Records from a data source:
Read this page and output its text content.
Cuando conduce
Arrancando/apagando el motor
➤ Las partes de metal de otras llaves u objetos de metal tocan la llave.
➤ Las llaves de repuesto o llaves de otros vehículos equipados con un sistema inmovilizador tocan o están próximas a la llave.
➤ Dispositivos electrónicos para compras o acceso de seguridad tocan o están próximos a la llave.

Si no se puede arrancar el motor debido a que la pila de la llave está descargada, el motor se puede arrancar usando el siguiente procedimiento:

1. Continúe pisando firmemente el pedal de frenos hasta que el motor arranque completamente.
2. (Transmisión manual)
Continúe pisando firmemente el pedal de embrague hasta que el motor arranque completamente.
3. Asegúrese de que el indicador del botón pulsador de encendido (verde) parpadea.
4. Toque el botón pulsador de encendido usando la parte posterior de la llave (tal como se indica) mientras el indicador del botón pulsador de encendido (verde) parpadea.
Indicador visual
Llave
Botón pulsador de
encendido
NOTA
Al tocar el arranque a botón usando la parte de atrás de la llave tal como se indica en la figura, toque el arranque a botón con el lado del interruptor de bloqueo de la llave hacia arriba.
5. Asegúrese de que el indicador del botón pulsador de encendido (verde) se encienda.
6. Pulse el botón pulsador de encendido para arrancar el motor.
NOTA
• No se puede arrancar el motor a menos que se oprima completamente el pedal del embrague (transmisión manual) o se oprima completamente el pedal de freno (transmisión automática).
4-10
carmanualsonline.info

• _Task instructions_: Using the data above, output each line exactly.

• _In response_:
Read this page and output its text content.
Cuando conduce
Arrancando/apagando el motor
➤ Las partes de metal de otras llaves u objetos de metal tocan la llave.
➤ Las llaves de repuesto o llaves de otros vehículos equipados con un sistema inmovilizador tocan o están próximas a la llave.
➤ Dispositivos electrónicos para compras o acceso de seguridad tocan o están próximos a la llave.

Si no se puede arrancar el motor debido a que la pila de la llave está descargada, el motor se puede arrancar usando el siguiente procedimiento:

1. Continúe pisando firmemente el pedal de frenos hasta que el motor arranque completamente.
2. (Transmisión manual)
Continúe pisando firmemente el pedal de embrague hasta que el motor arranque completamente.
3. Asegúrese de que el indicador del botón pulsador de encendido (verde) parpadea.
4. Toque el botón pulsador de encendido usando la parte posterior de la llave (tal como se indica) mientras el indicador del botón pulsador de encendido (verde) parpadea.
Indicador visual
Llave
Botón pulsador de
encendido
NOTA
Al tocar el arranque a botón usando la parte de atrás de la llave tal como se indica en la figura, toque el arranque a botón con el lado del interruptor de bloqueo de la llave hacia arriba.
5. Asegúrese de que el indicador del botón pulsador de encendido (verde) se encienda.
6. Pulse el botón pulsador de encendido para arrancar el motor.
NOTA
• No se puede arrancar el motor a menos que se oprima completamente el pedal del embrague (transmisión manual) o se oprima completamente el pedal de freno (transmisión automática).
4-10
carmanualsonline.info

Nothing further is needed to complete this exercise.